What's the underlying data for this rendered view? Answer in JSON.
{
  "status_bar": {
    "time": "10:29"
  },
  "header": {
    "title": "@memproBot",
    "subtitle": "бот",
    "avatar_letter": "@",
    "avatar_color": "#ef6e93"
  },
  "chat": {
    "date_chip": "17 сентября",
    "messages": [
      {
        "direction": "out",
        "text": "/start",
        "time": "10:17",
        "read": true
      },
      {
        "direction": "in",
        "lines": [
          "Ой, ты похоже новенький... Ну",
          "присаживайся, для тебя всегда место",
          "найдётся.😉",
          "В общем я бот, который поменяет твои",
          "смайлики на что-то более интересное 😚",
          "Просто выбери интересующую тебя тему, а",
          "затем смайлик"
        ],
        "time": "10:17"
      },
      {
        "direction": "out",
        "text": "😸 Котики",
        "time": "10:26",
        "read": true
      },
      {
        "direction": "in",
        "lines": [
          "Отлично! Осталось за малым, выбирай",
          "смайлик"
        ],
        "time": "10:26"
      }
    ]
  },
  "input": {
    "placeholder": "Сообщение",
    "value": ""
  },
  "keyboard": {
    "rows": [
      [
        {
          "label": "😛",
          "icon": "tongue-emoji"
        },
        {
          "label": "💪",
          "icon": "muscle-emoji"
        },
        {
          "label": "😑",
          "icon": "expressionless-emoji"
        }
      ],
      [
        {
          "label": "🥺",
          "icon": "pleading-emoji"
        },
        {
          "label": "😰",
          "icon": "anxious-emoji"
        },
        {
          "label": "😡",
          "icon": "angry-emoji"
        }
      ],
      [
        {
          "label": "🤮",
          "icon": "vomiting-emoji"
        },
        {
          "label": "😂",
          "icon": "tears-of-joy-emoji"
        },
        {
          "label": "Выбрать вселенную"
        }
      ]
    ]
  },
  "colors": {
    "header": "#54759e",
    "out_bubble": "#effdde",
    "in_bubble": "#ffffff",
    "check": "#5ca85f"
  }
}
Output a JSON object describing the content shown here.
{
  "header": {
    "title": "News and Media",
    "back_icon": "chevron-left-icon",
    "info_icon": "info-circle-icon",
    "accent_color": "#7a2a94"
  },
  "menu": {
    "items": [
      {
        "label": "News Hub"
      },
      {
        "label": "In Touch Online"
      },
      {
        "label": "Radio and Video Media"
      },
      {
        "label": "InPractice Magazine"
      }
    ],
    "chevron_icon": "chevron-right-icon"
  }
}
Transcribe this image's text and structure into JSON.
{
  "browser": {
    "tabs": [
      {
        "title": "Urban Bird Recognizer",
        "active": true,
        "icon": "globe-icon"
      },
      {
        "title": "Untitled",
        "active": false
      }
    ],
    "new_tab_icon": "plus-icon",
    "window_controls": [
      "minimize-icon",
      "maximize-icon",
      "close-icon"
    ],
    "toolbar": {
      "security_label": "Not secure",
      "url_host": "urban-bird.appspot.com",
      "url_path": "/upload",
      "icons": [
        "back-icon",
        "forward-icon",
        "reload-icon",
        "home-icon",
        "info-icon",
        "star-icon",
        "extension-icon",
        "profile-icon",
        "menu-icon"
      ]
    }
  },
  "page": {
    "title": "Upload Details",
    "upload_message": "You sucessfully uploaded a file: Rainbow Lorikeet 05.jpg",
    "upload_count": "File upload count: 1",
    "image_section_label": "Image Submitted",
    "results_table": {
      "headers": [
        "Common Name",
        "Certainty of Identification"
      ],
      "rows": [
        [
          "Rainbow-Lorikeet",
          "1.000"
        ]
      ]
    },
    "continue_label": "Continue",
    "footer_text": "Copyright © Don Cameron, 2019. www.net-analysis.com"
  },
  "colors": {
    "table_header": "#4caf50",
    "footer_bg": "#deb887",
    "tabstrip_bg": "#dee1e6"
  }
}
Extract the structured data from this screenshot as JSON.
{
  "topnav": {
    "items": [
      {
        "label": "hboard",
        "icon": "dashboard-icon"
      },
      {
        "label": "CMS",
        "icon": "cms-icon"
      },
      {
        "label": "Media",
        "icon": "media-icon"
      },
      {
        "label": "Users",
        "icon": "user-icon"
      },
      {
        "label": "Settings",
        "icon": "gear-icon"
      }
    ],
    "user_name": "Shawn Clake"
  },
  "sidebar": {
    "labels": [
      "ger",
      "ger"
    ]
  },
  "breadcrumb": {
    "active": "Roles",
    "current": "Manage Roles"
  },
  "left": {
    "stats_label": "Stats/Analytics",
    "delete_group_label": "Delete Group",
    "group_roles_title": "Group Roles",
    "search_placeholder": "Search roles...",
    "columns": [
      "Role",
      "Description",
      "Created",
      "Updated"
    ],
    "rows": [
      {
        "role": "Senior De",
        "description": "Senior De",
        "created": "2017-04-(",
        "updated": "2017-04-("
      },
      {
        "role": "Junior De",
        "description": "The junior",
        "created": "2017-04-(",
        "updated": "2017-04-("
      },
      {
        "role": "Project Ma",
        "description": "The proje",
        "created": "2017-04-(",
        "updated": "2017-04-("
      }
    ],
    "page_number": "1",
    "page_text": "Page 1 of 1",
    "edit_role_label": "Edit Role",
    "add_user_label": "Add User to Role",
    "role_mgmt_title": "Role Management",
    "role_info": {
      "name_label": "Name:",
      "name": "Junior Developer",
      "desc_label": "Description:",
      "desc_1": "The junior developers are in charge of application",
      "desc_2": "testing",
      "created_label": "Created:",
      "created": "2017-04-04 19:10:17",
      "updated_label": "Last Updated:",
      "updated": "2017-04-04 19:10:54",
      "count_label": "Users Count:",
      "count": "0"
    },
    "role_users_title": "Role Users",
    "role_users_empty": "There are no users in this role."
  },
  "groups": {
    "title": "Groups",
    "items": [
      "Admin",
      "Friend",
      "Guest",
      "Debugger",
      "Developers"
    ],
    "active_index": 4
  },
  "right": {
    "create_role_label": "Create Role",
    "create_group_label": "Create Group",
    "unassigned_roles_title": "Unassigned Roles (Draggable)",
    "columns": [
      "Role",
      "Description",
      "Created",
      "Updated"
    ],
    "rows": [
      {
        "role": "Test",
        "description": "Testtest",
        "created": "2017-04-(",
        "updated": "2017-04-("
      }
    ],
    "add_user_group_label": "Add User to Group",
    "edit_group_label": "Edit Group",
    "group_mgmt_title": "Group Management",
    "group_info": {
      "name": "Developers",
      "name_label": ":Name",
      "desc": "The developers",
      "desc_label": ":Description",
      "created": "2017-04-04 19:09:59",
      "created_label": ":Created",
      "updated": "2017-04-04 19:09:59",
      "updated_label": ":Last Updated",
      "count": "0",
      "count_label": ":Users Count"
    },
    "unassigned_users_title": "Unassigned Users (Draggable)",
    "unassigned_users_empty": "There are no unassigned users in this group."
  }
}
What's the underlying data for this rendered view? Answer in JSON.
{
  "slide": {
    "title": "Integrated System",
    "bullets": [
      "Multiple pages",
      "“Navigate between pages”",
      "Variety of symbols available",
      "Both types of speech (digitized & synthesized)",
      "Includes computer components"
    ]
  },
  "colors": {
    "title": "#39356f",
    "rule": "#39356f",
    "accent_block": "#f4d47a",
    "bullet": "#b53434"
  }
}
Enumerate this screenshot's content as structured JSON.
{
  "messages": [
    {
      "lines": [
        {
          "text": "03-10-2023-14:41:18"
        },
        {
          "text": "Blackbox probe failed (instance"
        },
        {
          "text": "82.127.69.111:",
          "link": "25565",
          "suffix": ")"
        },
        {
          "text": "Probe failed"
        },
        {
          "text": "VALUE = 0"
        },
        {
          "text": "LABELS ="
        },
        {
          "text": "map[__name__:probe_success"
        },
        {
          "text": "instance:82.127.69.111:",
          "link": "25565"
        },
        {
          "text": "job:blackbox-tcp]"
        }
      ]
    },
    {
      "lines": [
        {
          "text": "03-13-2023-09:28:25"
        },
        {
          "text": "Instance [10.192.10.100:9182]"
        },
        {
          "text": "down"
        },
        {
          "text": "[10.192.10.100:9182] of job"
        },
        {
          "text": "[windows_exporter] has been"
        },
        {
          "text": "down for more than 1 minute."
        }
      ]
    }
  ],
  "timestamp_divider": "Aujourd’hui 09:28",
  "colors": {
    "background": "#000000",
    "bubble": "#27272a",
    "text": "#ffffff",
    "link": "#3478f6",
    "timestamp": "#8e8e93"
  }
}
== == ==
## Your goal:
Of the lines in this material, state how many hold the string "screenshot". Write no other words.

## Answer below:
2